▶ _WHAT THIS TASK INVOLVES_:
Extract every line below that contains the word "ทยาศาสตรบ".

---+---

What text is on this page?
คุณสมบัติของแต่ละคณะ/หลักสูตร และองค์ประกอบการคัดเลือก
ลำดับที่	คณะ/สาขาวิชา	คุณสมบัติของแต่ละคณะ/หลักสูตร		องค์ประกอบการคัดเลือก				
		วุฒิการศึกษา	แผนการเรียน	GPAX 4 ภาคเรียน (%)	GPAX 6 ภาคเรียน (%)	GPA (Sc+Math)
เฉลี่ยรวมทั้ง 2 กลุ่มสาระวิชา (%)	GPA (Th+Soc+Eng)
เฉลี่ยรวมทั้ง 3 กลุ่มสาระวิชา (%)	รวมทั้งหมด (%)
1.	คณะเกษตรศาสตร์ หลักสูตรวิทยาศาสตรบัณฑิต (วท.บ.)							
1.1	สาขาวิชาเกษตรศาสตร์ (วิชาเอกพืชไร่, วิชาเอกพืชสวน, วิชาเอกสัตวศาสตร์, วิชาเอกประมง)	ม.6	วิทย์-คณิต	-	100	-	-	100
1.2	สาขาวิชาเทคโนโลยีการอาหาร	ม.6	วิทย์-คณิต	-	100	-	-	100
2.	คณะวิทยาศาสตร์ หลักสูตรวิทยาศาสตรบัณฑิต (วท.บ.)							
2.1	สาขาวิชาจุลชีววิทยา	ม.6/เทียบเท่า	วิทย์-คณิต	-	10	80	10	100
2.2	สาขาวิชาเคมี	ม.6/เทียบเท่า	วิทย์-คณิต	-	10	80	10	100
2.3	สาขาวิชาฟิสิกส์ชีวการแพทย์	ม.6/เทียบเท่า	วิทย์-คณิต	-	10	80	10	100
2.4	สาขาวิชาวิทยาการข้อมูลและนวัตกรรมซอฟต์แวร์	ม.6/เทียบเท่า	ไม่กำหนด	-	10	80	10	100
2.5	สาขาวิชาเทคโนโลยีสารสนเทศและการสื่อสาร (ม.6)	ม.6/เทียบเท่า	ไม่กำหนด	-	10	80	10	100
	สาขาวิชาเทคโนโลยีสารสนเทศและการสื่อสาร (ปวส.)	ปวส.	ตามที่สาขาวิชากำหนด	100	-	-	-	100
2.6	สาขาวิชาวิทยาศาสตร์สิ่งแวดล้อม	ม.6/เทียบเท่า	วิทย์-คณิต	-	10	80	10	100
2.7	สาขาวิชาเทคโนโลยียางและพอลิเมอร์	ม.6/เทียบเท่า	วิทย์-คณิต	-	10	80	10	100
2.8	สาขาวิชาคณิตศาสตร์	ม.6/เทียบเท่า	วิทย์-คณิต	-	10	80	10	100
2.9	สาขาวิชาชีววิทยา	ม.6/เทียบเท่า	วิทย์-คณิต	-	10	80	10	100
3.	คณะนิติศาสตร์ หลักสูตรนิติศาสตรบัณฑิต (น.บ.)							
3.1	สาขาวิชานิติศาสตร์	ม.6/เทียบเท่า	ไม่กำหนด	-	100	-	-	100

---+---

▶ _ANSWER TO THE EXERCISE_:
1.	คณะเกษตรศาสตร์ หลักสูตรวิทยาศาสตรบัณฑิต (วท.บ.)							
2.	คณะวิทยาศาสตร์ หลักสูตรวิทยาศาสตรบัณฑิต (วท.บ.)							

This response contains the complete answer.